To be done. Return the listing below word for word.

start

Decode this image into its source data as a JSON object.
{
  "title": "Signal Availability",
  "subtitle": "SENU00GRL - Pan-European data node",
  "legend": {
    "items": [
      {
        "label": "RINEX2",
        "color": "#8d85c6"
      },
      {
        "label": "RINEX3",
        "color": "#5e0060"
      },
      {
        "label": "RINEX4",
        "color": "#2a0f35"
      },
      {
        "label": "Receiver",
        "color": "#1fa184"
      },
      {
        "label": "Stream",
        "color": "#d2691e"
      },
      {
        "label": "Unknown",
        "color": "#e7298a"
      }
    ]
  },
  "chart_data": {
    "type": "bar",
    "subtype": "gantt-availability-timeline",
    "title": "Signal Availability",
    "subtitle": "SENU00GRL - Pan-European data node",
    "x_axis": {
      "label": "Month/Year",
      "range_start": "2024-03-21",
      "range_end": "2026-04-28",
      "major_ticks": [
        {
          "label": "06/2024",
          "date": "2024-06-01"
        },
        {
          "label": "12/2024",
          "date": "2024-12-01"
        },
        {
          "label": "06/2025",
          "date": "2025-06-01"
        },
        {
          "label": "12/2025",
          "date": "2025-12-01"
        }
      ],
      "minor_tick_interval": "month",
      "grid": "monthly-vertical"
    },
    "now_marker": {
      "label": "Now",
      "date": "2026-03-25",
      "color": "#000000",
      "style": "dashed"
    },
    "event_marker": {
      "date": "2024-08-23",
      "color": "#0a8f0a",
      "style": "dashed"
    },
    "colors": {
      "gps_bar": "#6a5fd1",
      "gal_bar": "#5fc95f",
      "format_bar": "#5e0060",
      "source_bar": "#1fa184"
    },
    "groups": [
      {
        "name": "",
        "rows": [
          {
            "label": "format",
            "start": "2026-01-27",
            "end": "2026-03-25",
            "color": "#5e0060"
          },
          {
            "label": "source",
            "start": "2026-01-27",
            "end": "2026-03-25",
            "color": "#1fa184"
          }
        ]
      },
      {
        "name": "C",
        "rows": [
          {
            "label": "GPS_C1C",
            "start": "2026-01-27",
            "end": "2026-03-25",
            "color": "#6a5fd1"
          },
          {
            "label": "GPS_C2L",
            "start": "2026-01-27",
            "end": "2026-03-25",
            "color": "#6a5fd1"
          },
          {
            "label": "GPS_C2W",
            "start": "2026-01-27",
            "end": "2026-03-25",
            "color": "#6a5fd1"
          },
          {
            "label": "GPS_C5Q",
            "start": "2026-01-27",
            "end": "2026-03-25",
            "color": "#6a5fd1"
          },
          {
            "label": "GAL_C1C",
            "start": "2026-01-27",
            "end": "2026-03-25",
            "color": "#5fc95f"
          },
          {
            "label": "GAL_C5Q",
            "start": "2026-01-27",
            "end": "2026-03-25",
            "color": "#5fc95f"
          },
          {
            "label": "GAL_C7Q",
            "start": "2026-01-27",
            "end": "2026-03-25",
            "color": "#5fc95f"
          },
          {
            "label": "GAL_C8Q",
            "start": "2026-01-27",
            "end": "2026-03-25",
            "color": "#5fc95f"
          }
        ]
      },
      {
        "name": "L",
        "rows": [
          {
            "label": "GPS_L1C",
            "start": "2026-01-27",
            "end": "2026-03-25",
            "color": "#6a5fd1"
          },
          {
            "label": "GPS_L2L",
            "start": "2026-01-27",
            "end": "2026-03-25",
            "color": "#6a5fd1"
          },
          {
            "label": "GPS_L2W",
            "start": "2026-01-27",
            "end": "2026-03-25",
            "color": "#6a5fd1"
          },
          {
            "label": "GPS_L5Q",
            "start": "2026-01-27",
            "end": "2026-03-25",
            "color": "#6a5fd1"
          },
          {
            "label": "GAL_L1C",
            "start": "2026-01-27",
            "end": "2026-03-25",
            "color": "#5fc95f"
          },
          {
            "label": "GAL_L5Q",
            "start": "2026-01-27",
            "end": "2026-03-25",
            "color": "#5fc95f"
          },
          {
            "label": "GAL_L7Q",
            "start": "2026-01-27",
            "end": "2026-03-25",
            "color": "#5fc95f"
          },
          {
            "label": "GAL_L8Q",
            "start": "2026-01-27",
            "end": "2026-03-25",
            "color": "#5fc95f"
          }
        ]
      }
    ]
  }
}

end

Task result.
Decode this image into its source data as a JSON object.
{
  "title": "Signal Availability",
  "subtitle": "SENU00GRL - Pan-European data node",
  "legend": {
    "items": [
      {
        "label": "RINEX2",
        "color": "#8d85c6"
      },
      {
        "label": "RINEX3",
        "color": "#5e0060"
      },
      {
        "label": "RINEX4",
        "color": "#2a0f35"
      },
      {
        "label": "Receiver",
        "color": "#1fa184"
      },
      {
        "label": "Stream",
        "color": "#d2691e"
      },
      {
        "label": "Unknown",
        "color": "#e7298a"
      }
    ]
  },
  "chart_data": {
    "type": "bar",
    "subtype": "gantt-availability-timeline",
    "title": "Signal Availability",
    "subtitle": "SENU00GRL - Pan-European data node",
    "x_axis": {
      "label": "Month/Year",
      "range_start": "2024-03-21",
      "range_end": "2026-04-28",
      "major_ticks": [
        {
          "label": "06/2024",
          "date": "2024-06-01"
        },
        {
          "label": "12/2024",
          "date": "2024-12-01"
        },
        {
          "label": "06/2025",
          "date": "2025-06-01"
        },
        {
          "label": "12/2025",
          "date": "2025-12-01"
        }
      ],
      "minor_tick_interval": "month",
      "grid": "monthly-vertical"
    },
    "now_marker": {
      "label": "Now",
      "date": "2026-03-25",
      "color": "#000000",
      "style": "dashed"
    },
    "event_marker": {
      "date": "2024-08-23",
      "color": "#0a8f0a",
      "style": "dashed"
    },
    "colors": {
      "gps_bar": "#6a5fd1",
      "gal_bar": "#5fc95f",
      "format_bar": "#5e0060",
      "source_bar": "#1fa184"
    },
    "groups": [
      {
        "name": "",
        "rows": [
          {
            "label": "format",
            "start": "2026-01-27",
            "end": "2026-03-25",
            "color": "#5e0060"
          },
          {
            "label": "source",
            "start": "2026-01-27",
            "end": "2026-03-25",
            "color": "#1fa184"
          }
        ]
      },
      {
        "name": "C",
        "rows": [
          {
            "label": "GPS_C1C",
            "start": "2026-01-27",
            "end": "2026-03-25",
            "color": "#6a5fd1"
          },
          {
            "label": "GPS_C2L",
            "start": "2026-01-27",
            "end": "2026-03-25",
            "color": "#6a5fd1"
          },
          {
            "label": "GPS_C2W",
            "start": "2026-01-27",
            "end": "2026-03-25",
            "color": "#6a5fd1"
          },
          {
            "label": "GPS_C5Q",
            "start": "2026-01-27",
            "end": "2026-03-25",
            "color": "#6a5fd1"
          },
          {
            "label": "GAL_C1C",
            "start": "2026-01-27",
            "end": "2026-03-25",
            "color": "#5fc95f"
          },
          {
            "label": "GAL_C5Q",
            "start": "2026-01-27",
            "end": "2026-03-25",
            "color": "#5fc95f"
          },
          {
            "label": "GAL_C7Q",
            "start": "2026-01-27",
            "end": "2026-03-25",
            "color": "#5fc95f"
          },
          {
            "label": "GAL_C8Q",
            "start": "2026-01-27",
            "end": "2026-03-25",
            "color": "#5fc95f"
          }
        ]
      },
      {
        "name": "L",
        "rows": [
          {
            "label": "GPS_L1C",
            "start": "2026-01-27",
            "end": "2026-03-25",
            "color": "#6a5fd1"
          },
          {
            "label": "GPS_L2L",
            "start": "2026-01-27",
            "end": "2026-03-25",
            "color": "#6a5fd1"
          },
          {
            "label": "GPS_L2W",
            "start": "2026-01-27",
            "end": "2026-03-25",
            "color": "#6a5fd1"
          },
          {
            "label": "GPS_L5Q",
            "start": "2026-01-27",
            "end": "2026-03-25",
            "color": "#6a5fd1"
          },
          {
            "label": "GAL_L1C",
            "start": "2026-01-27",
            "end": "2026-03-25",
            "color": "#5fc95f"
          },
          {
            "label": "GAL_L5Q",
            "start": "2026-01-27",
            "end": "2026-03-25",
            "color": "#5fc95f"
          },
          {
            "label": "GAL_L7Q",
            "start": "2026-01-27",
            "end": "2026-03-25",
            "color": "#5fc95f"
          },
          {
            "label": "GAL_L8Q",
            "start": "2026-01-27",
            "end": "2026-03-25",
            "color": "#5fc95f"
          }
        ]
      }
    ]
  }
}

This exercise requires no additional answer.